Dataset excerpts
>>>
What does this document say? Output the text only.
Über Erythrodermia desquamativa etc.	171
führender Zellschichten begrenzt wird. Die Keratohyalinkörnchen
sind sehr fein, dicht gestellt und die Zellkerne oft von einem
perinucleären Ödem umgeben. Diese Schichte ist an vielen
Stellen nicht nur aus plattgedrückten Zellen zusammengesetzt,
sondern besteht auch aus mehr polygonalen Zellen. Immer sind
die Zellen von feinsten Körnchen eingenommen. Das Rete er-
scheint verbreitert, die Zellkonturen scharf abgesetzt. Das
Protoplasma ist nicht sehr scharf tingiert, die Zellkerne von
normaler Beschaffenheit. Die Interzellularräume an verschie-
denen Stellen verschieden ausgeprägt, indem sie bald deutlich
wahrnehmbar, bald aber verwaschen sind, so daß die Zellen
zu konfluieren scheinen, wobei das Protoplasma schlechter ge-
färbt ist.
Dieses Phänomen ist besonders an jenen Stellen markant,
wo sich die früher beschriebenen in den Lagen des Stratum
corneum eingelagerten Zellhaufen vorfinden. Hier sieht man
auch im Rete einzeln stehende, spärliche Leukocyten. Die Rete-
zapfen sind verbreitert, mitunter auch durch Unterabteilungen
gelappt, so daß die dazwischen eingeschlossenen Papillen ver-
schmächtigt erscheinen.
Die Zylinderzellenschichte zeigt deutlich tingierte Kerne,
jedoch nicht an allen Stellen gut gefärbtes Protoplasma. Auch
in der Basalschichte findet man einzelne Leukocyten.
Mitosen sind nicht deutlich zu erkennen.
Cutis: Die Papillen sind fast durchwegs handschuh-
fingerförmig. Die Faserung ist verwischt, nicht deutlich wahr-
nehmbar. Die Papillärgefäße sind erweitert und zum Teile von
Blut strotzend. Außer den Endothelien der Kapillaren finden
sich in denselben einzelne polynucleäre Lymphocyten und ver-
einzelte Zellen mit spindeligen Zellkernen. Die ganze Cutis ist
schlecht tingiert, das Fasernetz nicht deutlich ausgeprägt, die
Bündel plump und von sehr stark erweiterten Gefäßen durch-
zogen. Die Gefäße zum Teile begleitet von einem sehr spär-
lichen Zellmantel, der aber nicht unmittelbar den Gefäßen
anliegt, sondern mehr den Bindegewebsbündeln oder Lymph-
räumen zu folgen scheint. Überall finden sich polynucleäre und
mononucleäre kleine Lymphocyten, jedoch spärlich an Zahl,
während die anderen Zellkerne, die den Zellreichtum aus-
<<<
▶ TASK DESCRIPTION
Working from the entries above, filter out every line that lacks "Lymphocyten" and copy what remains.

▶ RESULT OF THIS TASK
sich in denselben einzelne polynucleäre Lymphocyten und ver-
mononucleäre kleine Lymphocyten, jedoch spärlich an Zahl,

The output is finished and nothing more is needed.